(A run of records)
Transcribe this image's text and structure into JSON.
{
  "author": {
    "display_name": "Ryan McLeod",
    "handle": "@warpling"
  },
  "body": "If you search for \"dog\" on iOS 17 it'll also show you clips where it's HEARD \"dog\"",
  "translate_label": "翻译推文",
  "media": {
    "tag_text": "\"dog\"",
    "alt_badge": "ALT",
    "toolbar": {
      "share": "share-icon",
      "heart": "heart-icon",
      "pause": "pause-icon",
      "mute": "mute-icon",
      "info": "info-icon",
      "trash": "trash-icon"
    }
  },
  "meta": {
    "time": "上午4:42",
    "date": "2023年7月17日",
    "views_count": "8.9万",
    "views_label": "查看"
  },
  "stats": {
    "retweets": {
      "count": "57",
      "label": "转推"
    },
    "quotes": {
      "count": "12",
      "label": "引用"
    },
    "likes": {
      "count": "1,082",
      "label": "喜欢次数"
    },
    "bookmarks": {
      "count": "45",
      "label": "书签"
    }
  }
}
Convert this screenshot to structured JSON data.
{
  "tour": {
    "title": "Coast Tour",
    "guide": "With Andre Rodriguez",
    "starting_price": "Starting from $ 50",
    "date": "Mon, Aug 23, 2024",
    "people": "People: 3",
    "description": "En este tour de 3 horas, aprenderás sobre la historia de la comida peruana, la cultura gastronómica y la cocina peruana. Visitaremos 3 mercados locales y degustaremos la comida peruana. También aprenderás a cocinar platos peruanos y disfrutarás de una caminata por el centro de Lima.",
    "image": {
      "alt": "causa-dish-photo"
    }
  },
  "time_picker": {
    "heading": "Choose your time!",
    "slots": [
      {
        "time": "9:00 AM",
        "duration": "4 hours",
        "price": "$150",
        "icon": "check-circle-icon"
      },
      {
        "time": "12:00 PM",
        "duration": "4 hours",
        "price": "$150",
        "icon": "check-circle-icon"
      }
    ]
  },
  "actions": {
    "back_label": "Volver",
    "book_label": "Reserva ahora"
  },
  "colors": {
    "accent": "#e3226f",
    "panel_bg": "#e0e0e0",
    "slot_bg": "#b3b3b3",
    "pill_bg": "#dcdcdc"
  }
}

---

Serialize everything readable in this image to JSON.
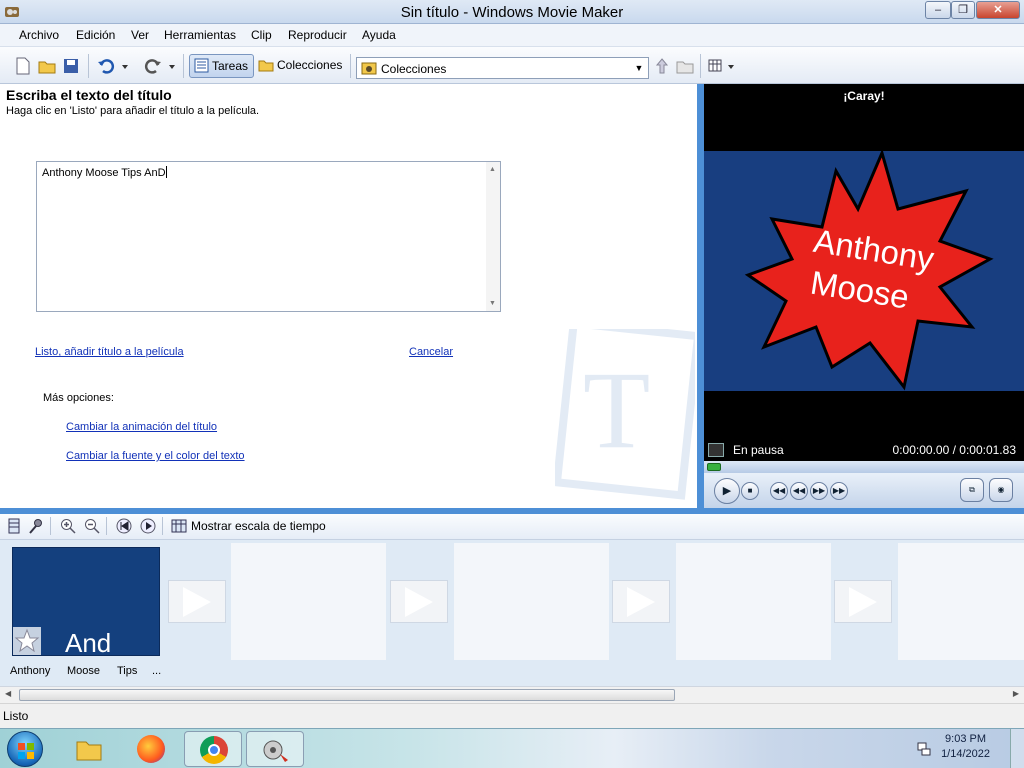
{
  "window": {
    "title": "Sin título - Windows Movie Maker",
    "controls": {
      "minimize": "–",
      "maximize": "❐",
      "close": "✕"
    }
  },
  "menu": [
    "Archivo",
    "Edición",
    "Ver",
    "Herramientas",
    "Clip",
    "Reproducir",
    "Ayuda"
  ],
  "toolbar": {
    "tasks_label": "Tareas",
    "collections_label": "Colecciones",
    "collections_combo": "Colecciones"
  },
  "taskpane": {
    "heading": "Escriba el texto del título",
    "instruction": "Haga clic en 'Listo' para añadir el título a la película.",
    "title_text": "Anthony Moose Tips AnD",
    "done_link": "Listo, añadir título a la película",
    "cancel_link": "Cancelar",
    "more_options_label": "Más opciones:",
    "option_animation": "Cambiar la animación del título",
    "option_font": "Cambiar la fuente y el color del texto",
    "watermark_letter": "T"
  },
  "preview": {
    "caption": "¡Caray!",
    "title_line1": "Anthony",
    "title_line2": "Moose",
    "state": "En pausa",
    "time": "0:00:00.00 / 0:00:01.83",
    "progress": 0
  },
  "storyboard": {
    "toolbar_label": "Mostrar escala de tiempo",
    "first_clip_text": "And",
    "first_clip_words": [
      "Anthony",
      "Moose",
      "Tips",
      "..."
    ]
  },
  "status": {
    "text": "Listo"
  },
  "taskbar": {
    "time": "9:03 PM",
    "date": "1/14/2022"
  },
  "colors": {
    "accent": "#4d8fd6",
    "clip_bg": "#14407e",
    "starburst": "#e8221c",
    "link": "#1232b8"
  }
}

* _Written instruction_
Copy out all lines above that include the string "Cambiar".

* _Answer to the task_
    "option_animation": "Cambiar la animación del título",
    "option_font": "Cambiar la fuente y el color del texto",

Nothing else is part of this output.